=== Material ===

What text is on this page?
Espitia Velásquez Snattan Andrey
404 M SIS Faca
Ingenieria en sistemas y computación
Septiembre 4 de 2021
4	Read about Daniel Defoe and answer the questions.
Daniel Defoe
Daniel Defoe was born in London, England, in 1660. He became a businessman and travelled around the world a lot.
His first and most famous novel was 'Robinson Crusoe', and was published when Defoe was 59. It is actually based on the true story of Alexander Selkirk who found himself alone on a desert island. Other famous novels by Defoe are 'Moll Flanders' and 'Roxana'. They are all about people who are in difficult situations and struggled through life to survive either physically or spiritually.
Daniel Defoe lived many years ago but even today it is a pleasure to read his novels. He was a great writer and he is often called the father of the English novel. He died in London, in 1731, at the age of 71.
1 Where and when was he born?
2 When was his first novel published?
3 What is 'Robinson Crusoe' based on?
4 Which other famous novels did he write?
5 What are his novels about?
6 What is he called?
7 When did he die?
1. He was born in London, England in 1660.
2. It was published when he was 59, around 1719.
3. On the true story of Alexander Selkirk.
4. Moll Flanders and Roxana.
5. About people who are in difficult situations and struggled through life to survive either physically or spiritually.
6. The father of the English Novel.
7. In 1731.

===

Objective: Can you restate every record above word for word?

Response:
What text is on this page?
Espitia Velásquez Snattan Andrey
404 M SIS Faca
Ingenieria en sistemas y computación
Septiembre 4 de 2021
4	Read about Daniel Defoe and answer the questions.
Daniel Defoe
Daniel Defoe was born in London, England, in 1660. He became a businessman and travelled around the world a lot.
His first and most famous novel was 'Robinson Crusoe', and was published when Defoe was 59. It is actually based on the true story of Alexander Selkirk who found himself alone on a desert island. Other famous novels by Defoe are 'Moll Flanders' and 'Roxana'. They are all about people who are in difficult situations and struggled through life to survive either physically or spiritually.
Daniel Defoe lived many years ago but even today it is a pleasure to read his novels. He was a great writer and he is often called the father of the English novel. He died in London, in 1731, at the age of 71.
1 Where and when was he born?
2 When was his first novel published?
3 What is 'Robinson Crusoe' based on?
4 Which other famous novels did he write?
5 What are his novels about?
6 What is he called?
7 When did he die?
1. He was born in London, England in 1660.
2. It was published when he was 59, around 1719.
3. On the true story of Alexander Selkirk.
4. Moll Flanders and Roxana.
5. About people who are in difficult situations and struggled through life to survive either physically or spiritually.
6. The father of the English Novel.
7. In 1731.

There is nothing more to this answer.